--- Begin ---

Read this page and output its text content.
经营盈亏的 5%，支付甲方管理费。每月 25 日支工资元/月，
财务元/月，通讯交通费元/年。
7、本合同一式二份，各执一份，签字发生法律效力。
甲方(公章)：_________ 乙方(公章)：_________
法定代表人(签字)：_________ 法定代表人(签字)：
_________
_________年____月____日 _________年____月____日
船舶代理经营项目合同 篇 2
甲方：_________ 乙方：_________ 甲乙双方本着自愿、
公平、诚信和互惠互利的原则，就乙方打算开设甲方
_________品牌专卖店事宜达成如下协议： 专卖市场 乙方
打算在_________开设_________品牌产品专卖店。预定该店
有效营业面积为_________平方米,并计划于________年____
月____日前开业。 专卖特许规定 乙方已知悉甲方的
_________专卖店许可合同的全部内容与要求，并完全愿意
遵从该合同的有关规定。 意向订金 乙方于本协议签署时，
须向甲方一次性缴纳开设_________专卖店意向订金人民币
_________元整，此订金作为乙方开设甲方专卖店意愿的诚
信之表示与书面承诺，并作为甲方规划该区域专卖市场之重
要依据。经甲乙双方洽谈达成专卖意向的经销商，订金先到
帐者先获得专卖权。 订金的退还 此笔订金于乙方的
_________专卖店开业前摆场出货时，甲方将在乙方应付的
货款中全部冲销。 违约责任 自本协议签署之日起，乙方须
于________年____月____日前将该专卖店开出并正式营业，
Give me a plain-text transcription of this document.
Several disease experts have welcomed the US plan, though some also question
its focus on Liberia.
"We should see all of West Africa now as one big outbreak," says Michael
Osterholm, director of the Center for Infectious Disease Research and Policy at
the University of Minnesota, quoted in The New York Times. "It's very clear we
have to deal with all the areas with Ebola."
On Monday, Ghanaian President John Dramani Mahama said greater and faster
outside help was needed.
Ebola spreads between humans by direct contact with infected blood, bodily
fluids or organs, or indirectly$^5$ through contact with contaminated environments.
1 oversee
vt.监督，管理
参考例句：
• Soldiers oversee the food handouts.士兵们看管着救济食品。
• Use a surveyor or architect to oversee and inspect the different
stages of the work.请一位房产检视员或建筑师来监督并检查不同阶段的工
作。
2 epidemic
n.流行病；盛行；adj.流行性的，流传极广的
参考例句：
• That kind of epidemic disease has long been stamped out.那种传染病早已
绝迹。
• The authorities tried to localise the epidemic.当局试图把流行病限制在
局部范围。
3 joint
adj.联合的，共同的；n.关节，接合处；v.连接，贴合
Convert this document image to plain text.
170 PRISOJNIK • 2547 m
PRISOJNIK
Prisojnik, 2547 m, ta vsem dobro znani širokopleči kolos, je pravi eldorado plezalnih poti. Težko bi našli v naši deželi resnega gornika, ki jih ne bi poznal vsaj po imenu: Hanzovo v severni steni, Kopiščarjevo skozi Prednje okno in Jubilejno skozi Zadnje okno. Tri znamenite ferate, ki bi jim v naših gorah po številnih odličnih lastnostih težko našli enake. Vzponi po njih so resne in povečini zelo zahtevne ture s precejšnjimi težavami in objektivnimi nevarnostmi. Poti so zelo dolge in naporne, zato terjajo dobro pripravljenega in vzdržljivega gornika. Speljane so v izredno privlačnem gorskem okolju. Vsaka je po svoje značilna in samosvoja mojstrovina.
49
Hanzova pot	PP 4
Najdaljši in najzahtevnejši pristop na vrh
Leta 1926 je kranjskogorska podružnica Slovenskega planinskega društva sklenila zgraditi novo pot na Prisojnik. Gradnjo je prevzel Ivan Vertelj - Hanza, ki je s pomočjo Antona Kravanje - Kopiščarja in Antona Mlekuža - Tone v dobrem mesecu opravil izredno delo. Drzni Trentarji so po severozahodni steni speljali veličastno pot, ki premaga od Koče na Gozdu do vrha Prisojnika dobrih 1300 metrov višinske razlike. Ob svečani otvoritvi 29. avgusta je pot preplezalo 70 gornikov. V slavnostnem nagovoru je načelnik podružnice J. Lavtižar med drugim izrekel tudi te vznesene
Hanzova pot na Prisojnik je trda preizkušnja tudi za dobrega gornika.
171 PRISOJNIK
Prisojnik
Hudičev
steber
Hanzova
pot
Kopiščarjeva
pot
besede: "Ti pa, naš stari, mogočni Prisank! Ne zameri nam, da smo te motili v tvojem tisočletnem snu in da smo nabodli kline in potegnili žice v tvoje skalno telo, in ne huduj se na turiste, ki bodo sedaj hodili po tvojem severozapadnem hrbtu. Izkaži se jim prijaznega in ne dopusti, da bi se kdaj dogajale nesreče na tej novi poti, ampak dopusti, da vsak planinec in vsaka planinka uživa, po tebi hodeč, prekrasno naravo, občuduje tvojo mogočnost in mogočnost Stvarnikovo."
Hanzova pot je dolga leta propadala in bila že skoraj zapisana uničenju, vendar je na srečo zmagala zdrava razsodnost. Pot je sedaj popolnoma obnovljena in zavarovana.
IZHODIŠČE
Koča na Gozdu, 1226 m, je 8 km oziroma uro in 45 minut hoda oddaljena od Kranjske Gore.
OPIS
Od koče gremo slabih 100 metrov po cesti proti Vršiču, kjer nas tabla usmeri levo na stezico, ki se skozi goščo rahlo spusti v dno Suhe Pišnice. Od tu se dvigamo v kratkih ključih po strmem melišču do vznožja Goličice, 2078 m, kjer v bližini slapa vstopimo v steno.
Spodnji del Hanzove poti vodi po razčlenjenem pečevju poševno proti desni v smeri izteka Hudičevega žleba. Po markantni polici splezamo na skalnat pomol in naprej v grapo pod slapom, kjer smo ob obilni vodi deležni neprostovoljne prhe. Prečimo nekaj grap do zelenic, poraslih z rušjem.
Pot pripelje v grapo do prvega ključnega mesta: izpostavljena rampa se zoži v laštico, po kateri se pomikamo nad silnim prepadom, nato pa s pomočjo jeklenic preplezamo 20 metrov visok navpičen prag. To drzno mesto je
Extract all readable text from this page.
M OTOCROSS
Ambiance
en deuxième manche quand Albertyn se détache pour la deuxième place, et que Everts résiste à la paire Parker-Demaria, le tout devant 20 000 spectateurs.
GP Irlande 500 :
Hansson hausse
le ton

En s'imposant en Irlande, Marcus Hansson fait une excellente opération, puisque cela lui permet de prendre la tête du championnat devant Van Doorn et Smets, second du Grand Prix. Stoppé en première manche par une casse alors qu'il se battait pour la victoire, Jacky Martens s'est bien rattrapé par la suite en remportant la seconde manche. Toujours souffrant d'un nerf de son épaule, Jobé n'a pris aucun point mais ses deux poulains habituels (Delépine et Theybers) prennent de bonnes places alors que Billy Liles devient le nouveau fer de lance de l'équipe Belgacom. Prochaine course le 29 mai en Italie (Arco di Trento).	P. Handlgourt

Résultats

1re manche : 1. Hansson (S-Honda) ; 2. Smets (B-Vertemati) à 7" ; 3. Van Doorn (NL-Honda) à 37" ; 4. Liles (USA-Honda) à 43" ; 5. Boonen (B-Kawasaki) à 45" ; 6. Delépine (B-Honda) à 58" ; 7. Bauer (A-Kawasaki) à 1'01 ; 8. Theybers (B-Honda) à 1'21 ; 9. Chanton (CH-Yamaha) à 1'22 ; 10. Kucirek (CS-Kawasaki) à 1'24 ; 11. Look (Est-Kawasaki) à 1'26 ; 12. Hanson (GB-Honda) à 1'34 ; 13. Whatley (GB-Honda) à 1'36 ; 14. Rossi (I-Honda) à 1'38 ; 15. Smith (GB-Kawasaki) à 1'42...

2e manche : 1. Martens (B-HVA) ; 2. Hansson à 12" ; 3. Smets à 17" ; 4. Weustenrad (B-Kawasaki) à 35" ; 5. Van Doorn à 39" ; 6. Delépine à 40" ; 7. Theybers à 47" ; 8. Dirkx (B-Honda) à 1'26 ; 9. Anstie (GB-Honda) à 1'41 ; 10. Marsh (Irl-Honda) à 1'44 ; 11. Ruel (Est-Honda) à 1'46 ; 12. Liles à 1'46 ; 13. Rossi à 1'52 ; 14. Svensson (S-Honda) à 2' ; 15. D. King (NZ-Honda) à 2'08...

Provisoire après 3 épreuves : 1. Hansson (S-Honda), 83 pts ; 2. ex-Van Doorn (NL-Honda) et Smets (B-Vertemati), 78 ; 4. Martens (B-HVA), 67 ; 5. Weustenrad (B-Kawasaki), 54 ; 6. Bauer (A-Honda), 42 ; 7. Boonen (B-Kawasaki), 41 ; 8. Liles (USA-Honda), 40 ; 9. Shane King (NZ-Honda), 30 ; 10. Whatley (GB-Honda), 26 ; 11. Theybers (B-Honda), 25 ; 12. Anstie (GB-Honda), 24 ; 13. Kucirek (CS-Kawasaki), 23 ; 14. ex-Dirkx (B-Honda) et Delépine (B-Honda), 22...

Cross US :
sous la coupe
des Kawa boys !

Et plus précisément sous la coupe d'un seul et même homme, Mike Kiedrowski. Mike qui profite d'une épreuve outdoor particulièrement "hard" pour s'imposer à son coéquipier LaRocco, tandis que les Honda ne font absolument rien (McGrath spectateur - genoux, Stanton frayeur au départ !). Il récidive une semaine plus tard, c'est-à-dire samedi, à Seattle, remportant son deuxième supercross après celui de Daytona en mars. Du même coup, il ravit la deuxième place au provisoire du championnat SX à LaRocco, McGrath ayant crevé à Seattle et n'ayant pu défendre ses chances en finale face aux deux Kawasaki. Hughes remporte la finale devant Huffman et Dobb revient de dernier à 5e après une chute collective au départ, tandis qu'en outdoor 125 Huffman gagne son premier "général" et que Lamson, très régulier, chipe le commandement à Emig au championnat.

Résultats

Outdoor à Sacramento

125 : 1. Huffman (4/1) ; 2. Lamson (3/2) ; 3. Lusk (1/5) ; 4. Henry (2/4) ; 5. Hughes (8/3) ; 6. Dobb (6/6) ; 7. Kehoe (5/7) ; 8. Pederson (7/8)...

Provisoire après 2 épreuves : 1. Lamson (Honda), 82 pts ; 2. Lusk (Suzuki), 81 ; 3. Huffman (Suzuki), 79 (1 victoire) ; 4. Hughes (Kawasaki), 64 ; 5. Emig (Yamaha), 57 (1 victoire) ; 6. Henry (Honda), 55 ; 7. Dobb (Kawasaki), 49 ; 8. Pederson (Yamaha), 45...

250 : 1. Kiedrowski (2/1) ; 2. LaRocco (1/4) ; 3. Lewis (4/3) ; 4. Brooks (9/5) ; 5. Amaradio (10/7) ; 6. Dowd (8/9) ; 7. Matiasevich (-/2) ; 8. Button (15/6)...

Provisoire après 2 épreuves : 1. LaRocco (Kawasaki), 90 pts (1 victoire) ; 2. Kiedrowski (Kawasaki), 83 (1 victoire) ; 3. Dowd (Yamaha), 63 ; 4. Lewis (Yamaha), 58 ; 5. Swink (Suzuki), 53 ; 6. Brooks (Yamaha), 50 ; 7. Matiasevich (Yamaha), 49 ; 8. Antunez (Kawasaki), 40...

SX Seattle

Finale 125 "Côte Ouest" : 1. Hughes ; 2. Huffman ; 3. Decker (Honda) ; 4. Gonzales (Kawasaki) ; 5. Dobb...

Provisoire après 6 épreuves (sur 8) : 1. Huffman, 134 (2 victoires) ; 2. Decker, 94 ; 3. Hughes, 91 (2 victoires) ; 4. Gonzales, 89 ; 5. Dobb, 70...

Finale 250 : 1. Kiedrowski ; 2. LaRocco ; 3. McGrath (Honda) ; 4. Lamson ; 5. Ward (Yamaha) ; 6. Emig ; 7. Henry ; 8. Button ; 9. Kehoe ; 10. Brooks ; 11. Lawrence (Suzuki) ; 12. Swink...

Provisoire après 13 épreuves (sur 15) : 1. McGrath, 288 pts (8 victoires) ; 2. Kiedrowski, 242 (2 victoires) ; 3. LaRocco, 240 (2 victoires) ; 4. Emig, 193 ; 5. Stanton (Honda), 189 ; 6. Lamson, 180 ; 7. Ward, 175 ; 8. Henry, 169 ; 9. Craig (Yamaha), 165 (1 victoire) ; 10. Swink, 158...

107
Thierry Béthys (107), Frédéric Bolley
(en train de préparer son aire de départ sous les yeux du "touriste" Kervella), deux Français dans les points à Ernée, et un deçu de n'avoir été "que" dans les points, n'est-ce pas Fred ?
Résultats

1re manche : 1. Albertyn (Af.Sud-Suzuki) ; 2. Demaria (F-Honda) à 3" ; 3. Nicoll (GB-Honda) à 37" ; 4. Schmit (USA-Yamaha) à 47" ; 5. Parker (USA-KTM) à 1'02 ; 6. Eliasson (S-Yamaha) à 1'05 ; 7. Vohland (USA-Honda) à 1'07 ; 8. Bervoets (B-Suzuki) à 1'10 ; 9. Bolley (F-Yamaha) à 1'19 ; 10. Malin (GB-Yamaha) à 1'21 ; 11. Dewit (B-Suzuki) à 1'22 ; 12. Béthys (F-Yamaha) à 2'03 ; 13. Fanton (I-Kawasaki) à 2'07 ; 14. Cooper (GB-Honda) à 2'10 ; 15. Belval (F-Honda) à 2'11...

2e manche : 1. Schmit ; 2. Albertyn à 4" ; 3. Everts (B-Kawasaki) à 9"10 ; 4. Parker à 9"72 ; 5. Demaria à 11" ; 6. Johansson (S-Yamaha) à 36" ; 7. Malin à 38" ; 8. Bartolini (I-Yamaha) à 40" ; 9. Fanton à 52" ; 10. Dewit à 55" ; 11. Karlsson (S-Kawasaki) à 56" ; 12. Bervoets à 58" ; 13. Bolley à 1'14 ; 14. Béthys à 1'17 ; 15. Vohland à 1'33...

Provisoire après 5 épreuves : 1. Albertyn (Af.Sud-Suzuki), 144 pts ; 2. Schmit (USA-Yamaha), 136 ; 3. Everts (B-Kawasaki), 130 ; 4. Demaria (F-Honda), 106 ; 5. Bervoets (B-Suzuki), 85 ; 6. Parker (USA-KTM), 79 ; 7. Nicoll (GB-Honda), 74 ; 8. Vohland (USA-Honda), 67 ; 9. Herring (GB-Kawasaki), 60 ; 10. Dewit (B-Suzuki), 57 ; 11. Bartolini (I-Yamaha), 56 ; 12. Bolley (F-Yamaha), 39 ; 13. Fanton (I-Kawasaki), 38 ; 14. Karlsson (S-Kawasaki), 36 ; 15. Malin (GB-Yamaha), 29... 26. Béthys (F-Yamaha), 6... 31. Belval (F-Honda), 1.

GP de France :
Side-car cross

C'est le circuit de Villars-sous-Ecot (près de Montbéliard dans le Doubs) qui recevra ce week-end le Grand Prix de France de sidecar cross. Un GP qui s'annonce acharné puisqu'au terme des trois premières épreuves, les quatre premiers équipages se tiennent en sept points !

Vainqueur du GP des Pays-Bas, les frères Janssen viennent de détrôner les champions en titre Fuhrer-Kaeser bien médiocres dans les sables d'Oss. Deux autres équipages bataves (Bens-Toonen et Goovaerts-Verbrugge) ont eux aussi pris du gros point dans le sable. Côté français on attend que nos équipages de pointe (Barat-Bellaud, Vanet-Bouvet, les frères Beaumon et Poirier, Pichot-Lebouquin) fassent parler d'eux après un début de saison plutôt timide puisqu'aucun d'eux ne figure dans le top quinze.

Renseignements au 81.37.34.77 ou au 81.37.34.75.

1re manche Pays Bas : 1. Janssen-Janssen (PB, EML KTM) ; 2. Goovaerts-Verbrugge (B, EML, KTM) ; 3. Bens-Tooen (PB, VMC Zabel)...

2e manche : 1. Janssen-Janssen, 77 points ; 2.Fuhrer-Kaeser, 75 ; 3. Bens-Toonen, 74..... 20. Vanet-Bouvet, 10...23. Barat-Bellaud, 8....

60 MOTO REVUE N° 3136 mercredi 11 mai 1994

--- End ---

**WHAT TO DO:** Pull out each line of the listing that holds the string "steni".

**COMPLETE OUTPUT:**
Prisojnik, 2547 m, ta vsem dobro znani širokopleči kolos, je pravi eldorado plezalnih poti. Težko bi našli v naši deželi resnega gornika, ki jih ne bi poznal vsaj po imenu: Hanzovo v severni steni, Kopiščarjevo skozi Prednje okno in Jubilejno skozi Zadnje okno. Tri znamenite ferate, ki bi jim v naših gorah po številnih odličnih lastnostih težko našli enake. Vzponi po njih so resne in povečini zelo zahtevne ture s precejšnjimi težavami in objektivnimi nevarnostmi. Poti so zelo dolge in naporne, zato terjajo dobro pripravljenega in vzdržljivega gornika. Speljane so v izredno privlačnem gorskem okolju. Vsaka je po svoje značilna in samosvoja mojstrovina.
Leta 1926 je kranjskogorska podružnica Slovenskega planinskega društva sklenila zgraditi novo pot na Prisojnik. Gradnjo je prevzel Ivan Vertelj - Hanza, ki je s pomočjo Antona Kravanje - Kopiščarja in Antona Mlekuža - Tone v dobrem mesecu opravil izredno delo. Drzni Trentarji so po severozahodni steni speljali veličastno pot, ki premaga od Koče na Gozdu do vrha Prisojnika dobrih 1300 metrov višinske razlike. Ob svečani otvoritvi 29. avgusta je pot preplezalo 70 gornikov. V slavnostnem nagovoru je načelnik podružnice J. Lavtižar med drugim izrekel tudi te vznesene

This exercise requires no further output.